#### [PROMPT]
The full listing is to be returned exactly as given, but without pictures.

..........

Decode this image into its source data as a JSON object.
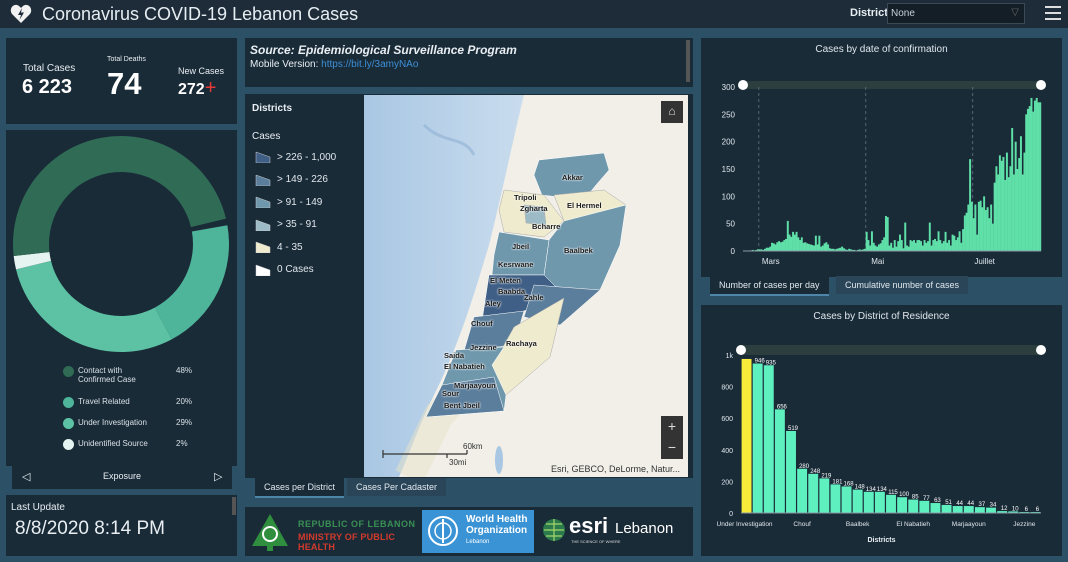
{
  "header": {
    "title": "Coronavirus COVID-19 Lebanon Cases",
    "logo_icon": "heart-bolt-icon",
    "district_label": "District",
    "district_value": "None",
    "menu_icon": "hamburger-menu-icon"
  },
  "stats": {
    "total_cases_label": "Total Cases",
    "total_cases": "6 223",
    "total_deaths_label": "Total Deaths",
    "total_deaths": "74",
    "new_cases_label": "New Cases",
    "new_cases": "272",
    "new_cases_symbol": "+",
    "new_cases_symbol_color": "#e53935"
  },
  "exposure": {
    "title": "Exposure",
    "items": [
      {
        "label": "Contact with Confirmed Case",
        "pct": "48%",
        "value": 48,
        "color": "#2f6b55"
      },
      {
        "label": "Travel Related",
        "pct": "20%",
        "value": 20,
        "color": "#4fb59a"
      },
      {
        "label": "Under Investigation",
        "pct": "29%",
        "value": 29,
        "color": "#5cc2a3"
      },
      {
        "label": "Unidentified Source",
        "pct": "2%",
        "value": 2,
        "color": "#e6f4f1"
      }
    ]
  },
  "last_update": {
    "label": "Last Update",
    "value": "8/8/2020 8:14 PM"
  },
  "source": {
    "title": "Source: Epidemiological Surveillance Program",
    "mobile_label": "Mobile Version:",
    "mobile_link": "https://bit.ly/3amyNAo"
  },
  "map": {
    "legend_title": "Districts",
    "legend_subtitle": "Cases",
    "legend": [
      {
        "label": "> 226 - 1,000",
        "color": "#3f5f86"
      },
      {
        "label": "> 149 - 226",
        "color": "#5b7e9c"
      },
      {
        "label": "> 91 - 149",
        "color": "#6f98ad"
      },
      {
        "label": "> 35 - 91",
        "color": "#9dbbc7"
      },
      {
        "label": "4 - 35",
        "color": "#efebcf"
      },
      {
        "label": "0 Cases",
        "color": "#ffffff"
      }
    ],
    "districts": [
      "Akkar",
      "Tripoli",
      "Zgharta",
      "El Hermel",
      "Bcharre",
      "Jbeil",
      "Baalbek",
      "Kesrwane",
      "El Meten",
      "Baabda",
      "Zahle",
      "Aley",
      "Chouf",
      "Jezzine",
      "Rachaya",
      "Saida",
      "El Nabatieh",
      "Marjaayoun",
      "Sour",
      "Bent Jbeil"
    ],
    "scale_km": "60km",
    "scale_mi": "30mi",
    "attribution": "Esri, GEBCO, DeLorme, Natur...",
    "home_icon": "home-icon",
    "zoom_in": "+",
    "zoom_out": "−",
    "tabs": [
      "Cases per District",
      "Cases Per Cadaster"
    ]
  },
  "logos": {
    "moph_line1": "REPUBLIC OF LEBANON",
    "moph_line2": "MINISTRY OF PUBLIC HEALTH",
    "who_line1": "World Health",
    "who_line2": "Organization",
    "who_line3": "Lebanon",
    "esri": "esri",
    "esri_country": "Lebanon",
    "esri_tag": "THE SCIENCE OF WHERE"
  },
  "chart_data": [
    {
      "type": "bar",
      "title": "Cases by  date of confirmation",
      "x_ticks": [
        "Mars",
        "Mai",
        "Juillet"
      ],
      "ylim": [
        0,
        300
      ],
      "y_ticks": [
        0,
        50,
        100,
        150,
        200,
        250,
        300
      ],
      "color": "#5fe0a8",
      "values": [
        1,
        0,
        0,
        1,
        1,
        2,
        1,
        2,
        3,
        3,
        3,
        2,
        4,
        6,
        6,
        8,
        15,
        14,
        12,
        16,
        18,
        16,
        17,
        20,
        22,
        55,
        30,
        26,
        35,
        30,
        35,
        25,
        20,
        25,
        15,
        16,
        14,
        13,
        12,
        11,
        10,
        28,
        12,
        28,
        8,
        10,
        14,
        16,
        12,
        5,
        4,
        4,
        3,
        4,
        5,
        6,
        8,
        5,
        3,
        2,
        4,
        3,
        2,
        2,
        1,
        2,
        3,
        2,
        3,
        4,
        35,
        20,
        10,
        36,
        15,
        10,
        8,
        12,
        14,
        20,
        25,
        64,
        62,
        10,
        15,
        6,
        20,
        8,
        18,
        30,
        20,
        5,
        52,
        10,
        8,
        20,
        18,
        20,
        15,
        20,
        20,
        18,
        10,
        20,
        15,
        18,
        52,
        10,
        20,
        22,
        18,
        36,
        20,
        14,
        18,
        35,
        15,
        20,
        10,
        30,
        28,
        20,
        25,
        36,
        15,
        40,
        65,
        70,
        85,
        168,
        90,
        60,
        85,
        30,
        90,
        92,
        80,
        100,
        75,
        80,
        60,
        85,
        50,
        125,
        155,
        140,
        175,
        165,
        172,
        130,
        180,
        135,
        155,
        225,
        140,
        200,
        150,
        170,
        210,
        140,
        180,
        250,
        260,
        265,
        280,
        255,
        275,
        280,
        272,
        272
      ],
      "tabs": [
        "Number of cases per day",
        "Cumulative number of cases"
      ]
    },
    {
      "type": "bar",
      "title": "Cases by District of Residence",
      "xlabel": "Districts",
      "ylim": [
        0,
        1000
      ],
      "y_ticks": [
        "0",
        "200",
        "400",
        "600",
        "800",
        "1k"
      ],
      "category_labels": [
        "Under Investigation",
        "",
        "",
        "",
        "",
        "Chouf",
        "",
        "",
        "",
        "",
        "Baalbek",
        "",
        "",
        "",
        "",
        "El Nabatieh",
        "",
        "",
        "",
        "",
        "Marjaayoun",
        "",
        "",
        "",
        "",
        "Jezzine",
        ""
      ],
      "values": [
        975,
        946,
        935,
        656,
        519,
        280,
        248,
        219,
        181,
        168,
        148,
        134,
        134,
        115,
        100,
        85,
        77,
        63,
        51,
        44,
        44,
        37,
        34,
        12,
        10,
        6,
        6
      ],
      "data_labels": [
        "",
        "946",
        "935",
        "656",
        "519",
        "280",
        "248",
        "219",
        "181",
        "168",
        "148",
        "134",
        "134",
        "115",
        "100",
        "85",
        "77",
        "63",
        "51",
        "44",
        "44",
        "37",
        "34",
        "12",
        "10",
        "6",
        "6"
      ],
      "highlight_color": "#f7ec3a",
      "color": "#5ff0c0"
    }
  ]
}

..........

#### [OUTPUT OF THE EXERCISE]
Decode this image into its source data as a JSON object.
{
  "header": {
    "title": "Coronavirus COVID-19 Lebanon Cases",
    "logo_icon": "heart-bolt-icon",
    "district_label": "District",
    "district_value": "None",
    "menu_icon": "hamburger-menu-icon"
  },
  "stats": {
    "total_cases_label": "Total Cases",
    "total_cases": "6 223",
    "total_deaths_label": "Total Deaths",
    "total_deaths": "74",
    "new_cases_label": "New Cases",
    "new_cases": "272",
    "new_cases_symbol": "+",
    "new_cases_symbol_color": "#e53935"
  },
  "exposure": {
    "title": "Exposure",
    "items": [
      {
        "label": "Contact with Confirmed Case",
        "pct": "48%",
        "value": 48,
        "color": "#2f6b55"
      },
      {
        "label": "Travel Related",
        "pct": "20%",
        "value": 20,
        "color": "#4fb59a"
      },
      {
        "label": "Under Investigation",
        "pct": "29%",
        "value": 29,
        "color": "#5cc2a3"
      },
      {
        "label": "Unidentified Source",
        "pct": "2%",
        "value": 2,
        "color": "#e6f4f1"
      }
    ]
  },
  "last_update": {
    "label": "Last Update",
    "value": "8/8/2020 8:14 PM"
  },
  "source": {
    "title": "Source: Epidemiological Surveillance Program",
    "mobile_label": "Mobile Version:",
    "mobile_link": "https://bit.ly/3amyNAo"
  },
  "map": {
    "legend_title": "Districts",
    "legend_subtitle": "Cases",
    "legend": [
      {
        "label": "> 226 - 1,000",
        "color": "#3f5f86"
      },
      {
        "label": "> 149 - 226",
        "color": "#5b7e9c"
      },
      {
        "label": "> 91 - 149",
        "color": "#6f98ad"
      },
      {
        "label": "> 35 - 91",
        "color": "#9dbbc7"
      },
      {
        "label": "4 - 35",
        "color": "#efebcf"
      },
      {
        "label": "0 Cases",
        "color": "#ffffff"
      }
    ],
    "districts": [
      "Akkar",
      "Tripoli",
      "Zgharta",
      "El Hermel",
      "Bcharre",
      "Jbeil",
      "Baalbek",
      "Kesrwane",
      "El Meten",
      "Baabda",
      "Zahle",
      "Aley",
      "Chouf",
      "Jezzine",
      "Rachaya",
      "Saida",
      "El Nabatieh",
      "Marjaayoun",
      "Sour",
      "Bent Jbeil"
    ],
    "scale_km": "60km",
    "scale_mi": "30mi",
    "attribution": "Esri, GEBCO, DeLorme, Natur...",
    "home_icon": "home-icon",
    "zoom_in": "+",
    "zoom_out": "−",
    "tabs": [
      "Cases per District",
      "Cases Per Cadaster"
    ]
  },
  "logos": {
    "moph_line1": "REPUBLIC OF LEBANON",
    "moph_line2": "MINISTRY OF PUBLIC HEALTH",
    "who_line1": "World Health",
    "who_line2": "Organization",
    "who_line3": "Lebanon",
    "esri": "esri",
    "esri_country": "Lebanon",
    "esri_tag": "THE SCIENCE OF WHERE"
  },
  "chart_data": [
    {
      "type": "bar",
      "title": "Cases by  date of confirmation",
      "x_ticks": [
        "Mars",
        "Mai",
        "Juillet"
      ],
      "ylim": [
        0,
        300
      ],
      "y_ticks": [
        0,
        50,
        100,
        150,
        200,
        250,
        300
      ],
      "color": "#5fe0a8",
      "values": [
        1,
        0,
        0,
        1,
        1,
        2,
        1,
        2,
        3,
        3,
        3,
        2,
        4,
        6,
        6,
        8,
        15,
        14,
        12,
        16,
        18,
        16,
        17,
        20,
        22,
        55,
        30,
        26,
        35,
        30,
        35,
        25,
        20,
        25,
        15,
        16,
        14,
        13,
        12,
        11,
        10,
        28,
        12,
        28,
        8,
        10,
        14,
        16,
        12,
        5,
        4,
        4,
        3,
        4,
        5,
        6,
        8,
        5,
        3,
        2,
        4,
        3,
        2,
        2,
        1,
        2,
        3,
        2,
        3,
        4,
        35,
        20,
        10,
        36,
        15,
        10,
        8,
        12,
        14,
        20,
        25,
        64,
        62,
        10,
        15,
        6,
        20,
        8,
        18,
        30,
        20,
        5,
        52,
        10,
        8,
        20,
        18,
        20,
        15,
        20,
        20,
        18,
        10,
        20,
        15,
        18,
        52,
        10,
        20,
        22,
        18,
        36,
        20,
        14,
        18,
        35,
        15,
        20,
        10,
        30,
        28,
        20,
        25,
        36,
        15,
        40,
        65,
        70,
        85,
        168,
        90,
        60,
        85,
        30,
        90,
        92,
        80,
        100,
        75,
        80,
        60,
        85,
        50,
        125,
        155,
        140,
        175,
        165,
        172,
        130,
        180,
        135,
        155,
        225,
        140,
        200,
        150,
        170,
        210,
        140,
        180,
        250,
        260,
        265,
        280,
        255,
        275,
        280,
        272,
        272
      ],
      "tabs": [
        "Number of cases per day",
        "Cumulative number of cases"
      ]
    },
    {
      "type": "bar",
      "title": "Cases by District of Residence",
      "xlabel": "Districts",
      "ylim": [
        0,
        1000
      ],
      "y_ticks": [
        "0",
        "200",
        "400",
        "600",
        "800",
        "1k"
      ],
      "category_labels": [
        "Under Investigation",
        "",
        "",
        "",
        "",
        "Chouf",
        "",
        "",
        "",
        "",
        "Baalbek",
        "",
        "",
        "",
        "",
        "El Nabatieh",
        "",
        "",
        "",
        "",
        "Marjaayoun",
        "",
        "",
        "",
        "",
        "Jezzine",
        ""
      ],
      "values": [
        975,
        946,
        935,
        656,
        519,
        280,
        248,
        219,
        181,
        168,
        148,
        134,
        134,
        115,
        100,
        85,
        77,
        63,
        51,
        44,
        44,
        37,
        34,
        12,
        10,
        6,
        6
      ],
      "data_labels": [
        "",
        "946",
        "935",
        "656",
        "519",
        "280",
        "248",
        "219",
        "181",
        "168",
        "148",
        "134",
        "134",
        "115",
        "100",
        "85",
        "77",
        "63",
        "51",
        "44",
        "44",
        "37",
        "34",
        "12",
        "10",
        "6",
        "6"
      ],
      "highlight_color": "#f7ec3a",
      "color": "#5ff0c0"
    }
  ]
}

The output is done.